▸ STATED GOAL:
Below are records; work out how many of their lines contain "million" and give only that number.

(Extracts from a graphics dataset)
::::

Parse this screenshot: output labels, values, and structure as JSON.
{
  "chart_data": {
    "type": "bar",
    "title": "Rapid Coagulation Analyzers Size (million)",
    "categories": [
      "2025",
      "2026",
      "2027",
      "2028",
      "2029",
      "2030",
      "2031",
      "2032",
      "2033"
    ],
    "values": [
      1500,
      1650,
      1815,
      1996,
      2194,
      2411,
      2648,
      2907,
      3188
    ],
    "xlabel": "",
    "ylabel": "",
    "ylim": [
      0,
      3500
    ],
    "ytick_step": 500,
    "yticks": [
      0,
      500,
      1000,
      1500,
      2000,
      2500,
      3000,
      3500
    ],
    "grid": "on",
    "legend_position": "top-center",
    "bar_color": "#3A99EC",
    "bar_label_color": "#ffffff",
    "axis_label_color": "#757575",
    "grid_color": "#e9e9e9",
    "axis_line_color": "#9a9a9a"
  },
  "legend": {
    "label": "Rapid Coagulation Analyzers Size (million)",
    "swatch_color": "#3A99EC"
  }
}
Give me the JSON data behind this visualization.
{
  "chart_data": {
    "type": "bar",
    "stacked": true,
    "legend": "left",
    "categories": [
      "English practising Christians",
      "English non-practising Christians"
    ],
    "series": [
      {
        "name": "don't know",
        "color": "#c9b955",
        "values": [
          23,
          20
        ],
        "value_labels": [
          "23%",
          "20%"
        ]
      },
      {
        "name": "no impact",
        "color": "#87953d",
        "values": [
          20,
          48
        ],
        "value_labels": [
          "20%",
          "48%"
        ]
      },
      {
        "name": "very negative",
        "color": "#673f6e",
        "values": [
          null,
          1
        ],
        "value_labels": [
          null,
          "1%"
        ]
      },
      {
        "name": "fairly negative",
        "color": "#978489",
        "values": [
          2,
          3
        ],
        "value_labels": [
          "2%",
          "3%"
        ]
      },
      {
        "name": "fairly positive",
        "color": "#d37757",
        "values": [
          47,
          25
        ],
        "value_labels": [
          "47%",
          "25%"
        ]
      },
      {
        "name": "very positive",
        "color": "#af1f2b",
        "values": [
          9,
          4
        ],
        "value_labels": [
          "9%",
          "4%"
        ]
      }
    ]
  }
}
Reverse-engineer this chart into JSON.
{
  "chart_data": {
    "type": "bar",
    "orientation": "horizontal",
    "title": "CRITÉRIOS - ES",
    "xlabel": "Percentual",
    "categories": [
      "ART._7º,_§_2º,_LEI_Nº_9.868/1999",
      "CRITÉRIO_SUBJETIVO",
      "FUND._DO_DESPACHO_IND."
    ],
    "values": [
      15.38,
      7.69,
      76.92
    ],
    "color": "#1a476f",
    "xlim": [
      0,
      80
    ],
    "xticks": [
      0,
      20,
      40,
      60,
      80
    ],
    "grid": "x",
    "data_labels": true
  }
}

::::

▸ SOLUTION:
2